» SET TASK
Can you transcribe every line exactly and leave the pictures behind?

» SUPPLIED DATA

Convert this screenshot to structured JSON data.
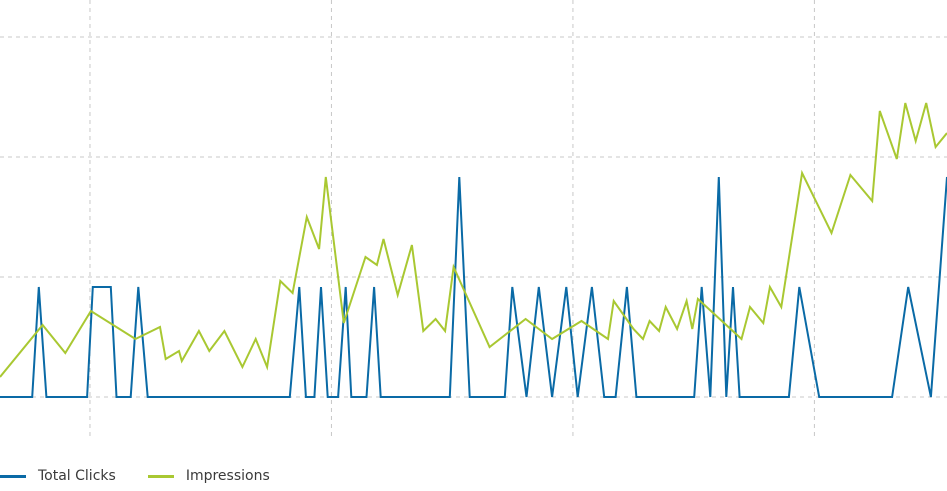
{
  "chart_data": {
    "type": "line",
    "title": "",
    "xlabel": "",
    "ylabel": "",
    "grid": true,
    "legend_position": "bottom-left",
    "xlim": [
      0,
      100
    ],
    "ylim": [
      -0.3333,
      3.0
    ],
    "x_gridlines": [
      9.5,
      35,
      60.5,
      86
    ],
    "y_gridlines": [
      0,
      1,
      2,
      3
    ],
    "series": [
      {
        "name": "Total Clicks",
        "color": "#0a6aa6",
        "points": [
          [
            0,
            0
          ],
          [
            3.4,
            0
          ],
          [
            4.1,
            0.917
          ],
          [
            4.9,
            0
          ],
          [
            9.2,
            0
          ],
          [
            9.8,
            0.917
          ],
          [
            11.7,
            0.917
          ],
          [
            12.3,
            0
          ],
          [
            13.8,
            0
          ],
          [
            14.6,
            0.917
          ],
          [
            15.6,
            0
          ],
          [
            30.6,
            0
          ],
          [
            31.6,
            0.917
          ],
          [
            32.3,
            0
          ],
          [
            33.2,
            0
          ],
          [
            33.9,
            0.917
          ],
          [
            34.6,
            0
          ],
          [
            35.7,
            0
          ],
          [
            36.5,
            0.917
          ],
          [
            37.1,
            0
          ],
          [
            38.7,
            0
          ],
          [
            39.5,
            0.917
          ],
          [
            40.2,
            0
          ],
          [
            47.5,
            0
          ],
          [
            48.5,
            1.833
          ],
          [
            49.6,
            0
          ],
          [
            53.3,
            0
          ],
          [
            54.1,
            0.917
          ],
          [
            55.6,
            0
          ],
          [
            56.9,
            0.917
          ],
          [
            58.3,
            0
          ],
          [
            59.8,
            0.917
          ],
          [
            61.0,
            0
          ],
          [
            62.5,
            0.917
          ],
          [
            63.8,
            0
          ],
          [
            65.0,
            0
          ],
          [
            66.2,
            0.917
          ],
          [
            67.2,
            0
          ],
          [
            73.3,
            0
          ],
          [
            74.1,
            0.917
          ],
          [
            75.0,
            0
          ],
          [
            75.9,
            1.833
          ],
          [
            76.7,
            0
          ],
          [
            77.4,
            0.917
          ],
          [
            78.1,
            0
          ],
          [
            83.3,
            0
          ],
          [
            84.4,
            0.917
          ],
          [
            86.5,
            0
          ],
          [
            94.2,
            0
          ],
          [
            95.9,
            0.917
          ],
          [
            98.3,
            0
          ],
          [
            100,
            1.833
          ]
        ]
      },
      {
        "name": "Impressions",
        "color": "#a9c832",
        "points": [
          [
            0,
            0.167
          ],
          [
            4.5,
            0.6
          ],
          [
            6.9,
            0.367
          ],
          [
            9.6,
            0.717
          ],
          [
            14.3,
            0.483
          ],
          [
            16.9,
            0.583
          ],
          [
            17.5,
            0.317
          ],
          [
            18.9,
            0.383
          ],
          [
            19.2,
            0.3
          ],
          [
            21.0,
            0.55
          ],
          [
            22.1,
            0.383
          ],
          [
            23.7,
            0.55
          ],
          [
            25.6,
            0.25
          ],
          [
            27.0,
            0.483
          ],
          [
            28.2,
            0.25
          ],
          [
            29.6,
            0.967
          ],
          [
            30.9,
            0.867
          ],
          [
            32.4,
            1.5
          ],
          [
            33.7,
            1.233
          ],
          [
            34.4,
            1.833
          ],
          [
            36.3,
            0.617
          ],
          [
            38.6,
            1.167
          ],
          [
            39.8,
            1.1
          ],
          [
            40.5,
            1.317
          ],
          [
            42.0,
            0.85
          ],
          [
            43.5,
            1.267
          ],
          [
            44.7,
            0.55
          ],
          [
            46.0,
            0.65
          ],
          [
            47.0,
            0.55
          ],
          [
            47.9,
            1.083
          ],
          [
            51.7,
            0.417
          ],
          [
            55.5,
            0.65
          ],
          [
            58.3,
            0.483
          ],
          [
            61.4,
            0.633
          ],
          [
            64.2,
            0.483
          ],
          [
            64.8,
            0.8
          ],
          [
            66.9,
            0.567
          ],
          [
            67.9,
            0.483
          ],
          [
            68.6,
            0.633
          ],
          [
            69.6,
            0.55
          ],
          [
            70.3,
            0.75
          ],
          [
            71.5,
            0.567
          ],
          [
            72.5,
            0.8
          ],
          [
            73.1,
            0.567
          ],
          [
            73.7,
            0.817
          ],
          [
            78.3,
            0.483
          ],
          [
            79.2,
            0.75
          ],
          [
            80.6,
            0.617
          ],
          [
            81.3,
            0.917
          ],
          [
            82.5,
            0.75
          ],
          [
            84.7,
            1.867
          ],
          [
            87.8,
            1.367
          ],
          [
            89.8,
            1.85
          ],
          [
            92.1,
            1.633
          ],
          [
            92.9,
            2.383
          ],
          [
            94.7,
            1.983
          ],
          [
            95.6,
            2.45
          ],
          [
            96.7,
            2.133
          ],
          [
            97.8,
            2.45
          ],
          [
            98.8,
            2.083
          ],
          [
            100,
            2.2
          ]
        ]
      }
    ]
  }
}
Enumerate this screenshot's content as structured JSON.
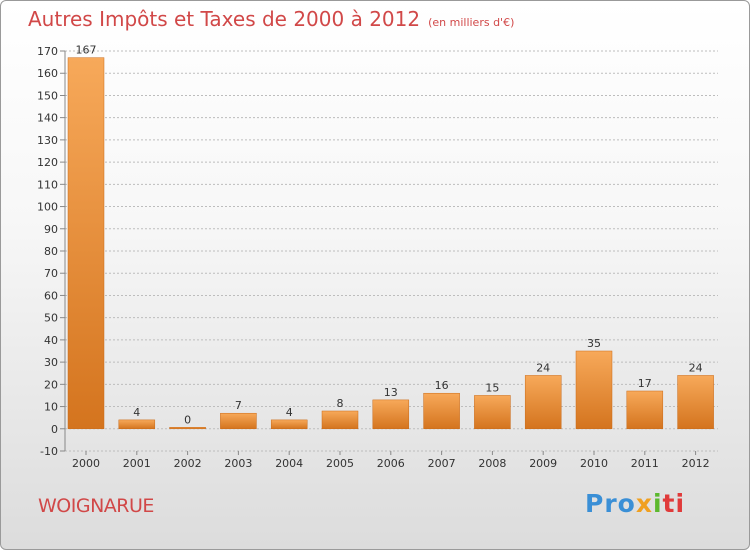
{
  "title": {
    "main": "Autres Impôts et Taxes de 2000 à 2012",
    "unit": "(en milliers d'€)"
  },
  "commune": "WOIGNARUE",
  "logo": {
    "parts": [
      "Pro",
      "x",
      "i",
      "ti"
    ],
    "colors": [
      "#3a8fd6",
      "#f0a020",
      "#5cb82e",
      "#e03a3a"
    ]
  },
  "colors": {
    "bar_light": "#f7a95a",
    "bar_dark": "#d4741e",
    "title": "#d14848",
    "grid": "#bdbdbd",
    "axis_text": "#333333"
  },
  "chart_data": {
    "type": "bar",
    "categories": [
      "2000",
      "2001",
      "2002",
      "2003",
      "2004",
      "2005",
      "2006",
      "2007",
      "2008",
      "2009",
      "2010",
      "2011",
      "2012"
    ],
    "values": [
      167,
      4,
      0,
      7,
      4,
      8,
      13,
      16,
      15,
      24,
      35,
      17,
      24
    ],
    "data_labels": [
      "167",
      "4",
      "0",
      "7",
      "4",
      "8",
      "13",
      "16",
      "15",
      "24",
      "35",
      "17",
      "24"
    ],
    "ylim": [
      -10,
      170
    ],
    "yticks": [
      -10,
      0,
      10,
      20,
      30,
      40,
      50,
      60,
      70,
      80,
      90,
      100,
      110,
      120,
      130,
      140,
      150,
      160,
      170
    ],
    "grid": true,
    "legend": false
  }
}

» THE SOLUTION
Convert this screenshot to structured JSON data.
{
  "chart_data": {
    "type": "line",
    "title": "",
    "xlabel": "",
    "ylabel": "",
    "grid": true,
    "legend_position": "bottom-left",
    "xlim": [
      0,
      100
    ],
    "ylim": [
      -0.3333,
      3.0
    ],
    "x_gridlines": [
      9.5,
      35,
      60.5,
      86
    ],
    "y_gridlines": [
      0,
      1,
      2,
      3
    ],
    "series": [
      {
        "name": "Total Clicks",
        "color": "#0a6aa6",
        "points": [
          [
            0,
            0
          ],
          [
            3.4,
            0
          ],
          [
            4.1,
            0.917
          ],
          [
            4.9,
            0
          ],
          [
            9.2,
            0
          ],
          [
            9.8,
            0.917
          ],
          [
            11.7,
            0.917
          ],
          [
            12.3,
            0
          ],
          [
            13.8,
            0
          ],
          [
            14.6,
            0.917
          ],
          [
            15.6,
            0
          ],
          [
            30.6,
            0
          ],
          [
            31.6,
            0.917
          ],
          [
            32.3,
            0
          ],
          [
            33.2,
            0
          ],
          [
            33.9,
            0.917
          ],
          [
            34.6,
            0
          ],
          [
            35.7,
            0
          ],
          [
            36.5,
            0.917
          ],
          [
            37.1,
            0
          ],
          [
            38.7,
            0
          ],
          [
            39.5,
            0.917
          ],
          [
            40.2,
            0
          ],
          [
            47.5,
            0
          ],
          [
            48.5,
            1.833
          ],
          [
            49.6,
            0
          ],
          [
            53.3,
            0
          ],
          [
            54.1,
            0.917
          ],
          [
            55.6,
            0
          ],
          [
            56.9,
            0.917
          ],
          [
            58.3,
            0
          ],
          [
            59.8,
            0.917
          ],
          [
            61.0,
            0
          ],
          [
            62.5,
            0.917
          ],
          [
            63.8,
            0
          ],
          [
            65.0,
            0
          ],
          [
            66.2,
            0.917
          ],
          [
            67.2,
            0
          ],
          [
            73.3,
            0
          ],
          [
            74.1,
            0.917
          ],
          [
            75.0,
            0
          ],
          [
            75.9,
            1.833
          ],
          [
            76.7,
            0
          ],
          [
            77.4,
            0.917
          ],
          [
            78.1,
            0
          ],
          [
            83.3,
            0
          ],
          [
            84.4,
            0.917
          ],
          [
            86.5,
            0
          ],
          [
            94.2,
            0
          ],
          [
            95.9,
            0.917
          ],
          [
            98.3,
            0
          ],
          [
            100,
            1.833
          ]
        ]
      },
      {
        "name": "Impressions",
        "color": "#a9c832",
        "points": [
          [
            0,
            0.167
          ],
          [
            4.5,
            0.6
          ],
          [
            6.9,
            0.367
          ],
          [
            9.6,
            0.717
          ],
          [
            14.3,
            0.483
          ],
          [
            16.9,
            0.583
          ],
          [
            17.5,
            0.317
          ],
          [
            18.9,
            0.383
          ],
          [
            19.2,
            0.3
          ],
          [
            21.0,
            0.55
          ],
          [
            22.1,
            0.383
          ],
          [
            23.7,
            0.55
          ],
          [
            25.6,
            0.25
          ],
          [
            27.0,
            0.483
          ],
          [
            28.2,
            0.25
          ],
          [
            29.6,
            0.967
          ],
          [
            30.9,
            0.867
          ],
          [
            32.4,
            1.5
          ],
          [
            33.7,
            1.233
          ],
          [
            34.4,
            1.833
          ],
          [
            36.3,
            0.617
          ],
          [
            38.6,
            1.167
          ],
          [
            39.8,
            1.1
          ],
          [
            40.5,
            1.317
          ],
          [
            42.0,
            0.85
          ],
          [
            43.5,
            1.267
          ],
          [
            44.7,
            0.55
          ],
          [
            46.0,
            0.65
          ],
          [
            47.0,
            0.55
          ],
          [
            47.9,
            1.083
          ],
          [
            51.7,
            0.417
          ],
          [
            55.5,
            0.65
          ],
          [
            58.3,
            0.483
          ],
          [
            61.4,
            0.633
          ],
          [
            64.2,
            0.483
          ],
          [
            64.8,
            0.8
          ],
          [
            66.9,
            0.567
          ],
          [
            67.9,
            0.483
          ],
          [
            68.6,
            0.633
          ],
          [
            69.6,
            0.55
          ],
          [
            70.3,
            0.75
          ],
          [
            71.5,
            0.567
          ],
          [
            72.5,
            0.8
          ],
          [
            73.1,
            0.567
          ],
          [
            73.7,
            0.817
          ],
          [
            78.3,
            0.483
          ],
          [
            79.2,
            0.75
          ],
          [
            80.6,
            0.617
          ],
          [
            81.3,
            0.917
          ],
          [
            82.5,
            0.75
          ],
          [
            84.7,
            1.867
          ],
          [
            87.8,
            1.367
          ],
          [
            89.8,
            1.85
          ],
          [
            92.1,
            1.633
          ],
          [
            92.9,
            2.383
          ],
          [
            94.7,
            1.983
          ],
          [
            95.6,
            2.45
          ],
          [
            96.7,
            2.133
          ],
          [
            97.8,
            2.45
          ],
          [
            98.8,
            2.083
          ],
          [
            100,
            2.2
          ]
        ]
      }
    ]
  }
}
Enumerate this screenshot's content as structured JSON.
{
  "title": {
    "main": "Autres Impôts et Taxes de 2000 à 2012",
    "unit": "(en milliers d'€)"
  },
  "commune": "WOIGNARUE",
  "logo": {
    "parts": [
      "Pro",
      "x",
      "i",
      "ti"
    ],
    "colors": [
      "#3a8fd6",
      "#f0a020",
      "#5cb82e",
      "#e03a3a"
    ]
  },
  "colors": {
    "bar_light": "#f7a95a",
    "bar_dark": "#d4741e",
    "title": "#d14848",
    "grid": "#bdbdbd",
    "axis_text": "#333333"
  },
  "chart_data": {
    "type": "bar",
    "categories": [
      "2000",
      "2001",
      "2002",
      "2003",
      "2004",
      "2005",
      "2006",
      "2007",
      "2008",
      "2009",
      "2010",
      "2011",
      "2012"
    ],
    "values": [
      167,
      4,
      0,
      7,
      4,
      8,
      13,
      16,
      15,
      24,
      35,
      17,
      24
    ],
    "data_labels": [
      "167",
      "4",
      "0",
      "7",
      "4",
      "8",
      "13",
      "16",
      "15",
      "24",
      "35",
      "17",
      "24"
    ],
    "ylim": [
      -10,
      170
    ],
    "yticks": [
      -10,
      0,
      10,
      20,
      30,
      40,
      50,
      60,
      70,
      80,
      90,
      100,
      110,
      120,
      130,
      140,
      150,
      160,
      170
    ],
    "grid": true,
    "legend": false
  }
}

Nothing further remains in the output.